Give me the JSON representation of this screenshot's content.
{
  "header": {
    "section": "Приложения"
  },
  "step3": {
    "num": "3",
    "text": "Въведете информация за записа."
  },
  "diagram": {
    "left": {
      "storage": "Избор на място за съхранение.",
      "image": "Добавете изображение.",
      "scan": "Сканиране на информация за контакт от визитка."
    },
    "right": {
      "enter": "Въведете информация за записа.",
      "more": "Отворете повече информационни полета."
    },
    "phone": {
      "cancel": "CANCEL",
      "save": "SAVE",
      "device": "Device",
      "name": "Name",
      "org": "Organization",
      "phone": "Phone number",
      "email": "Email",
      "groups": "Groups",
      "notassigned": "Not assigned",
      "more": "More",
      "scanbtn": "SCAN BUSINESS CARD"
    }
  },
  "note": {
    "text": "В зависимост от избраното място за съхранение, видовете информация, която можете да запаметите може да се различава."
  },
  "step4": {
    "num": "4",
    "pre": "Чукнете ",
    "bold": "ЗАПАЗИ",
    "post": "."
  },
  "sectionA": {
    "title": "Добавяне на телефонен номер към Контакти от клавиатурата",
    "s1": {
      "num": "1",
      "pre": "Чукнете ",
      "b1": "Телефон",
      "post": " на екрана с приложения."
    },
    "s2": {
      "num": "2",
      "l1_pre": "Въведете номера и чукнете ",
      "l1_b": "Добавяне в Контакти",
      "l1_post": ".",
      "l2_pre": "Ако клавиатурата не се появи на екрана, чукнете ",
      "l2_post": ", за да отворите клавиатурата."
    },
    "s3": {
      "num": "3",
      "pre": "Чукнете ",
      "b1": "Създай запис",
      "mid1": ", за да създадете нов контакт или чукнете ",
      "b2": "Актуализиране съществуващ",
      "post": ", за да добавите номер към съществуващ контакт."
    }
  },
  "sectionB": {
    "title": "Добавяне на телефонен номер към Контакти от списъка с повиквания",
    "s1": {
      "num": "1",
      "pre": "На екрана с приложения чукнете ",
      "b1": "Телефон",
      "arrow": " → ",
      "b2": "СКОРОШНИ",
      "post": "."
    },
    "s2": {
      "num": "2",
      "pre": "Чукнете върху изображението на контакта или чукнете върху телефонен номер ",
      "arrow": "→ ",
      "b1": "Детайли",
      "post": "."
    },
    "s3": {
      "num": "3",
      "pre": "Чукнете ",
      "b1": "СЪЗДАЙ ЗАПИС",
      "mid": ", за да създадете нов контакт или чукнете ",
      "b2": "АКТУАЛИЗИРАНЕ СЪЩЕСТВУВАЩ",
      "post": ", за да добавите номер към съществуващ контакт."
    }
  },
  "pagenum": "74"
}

*****

» **Written problem**
Pick out each line above that includes "информация" and show it.

» **Result**
    "text": "Въведете информация за записа."
      "scan": "Сканиране на информация за контакт от визитка."
      "enter": "Въведете информация за записа.",
    "text": "В зависимост от избраното място за съхранение, видовете информация, която можете да запаметите може да се различава."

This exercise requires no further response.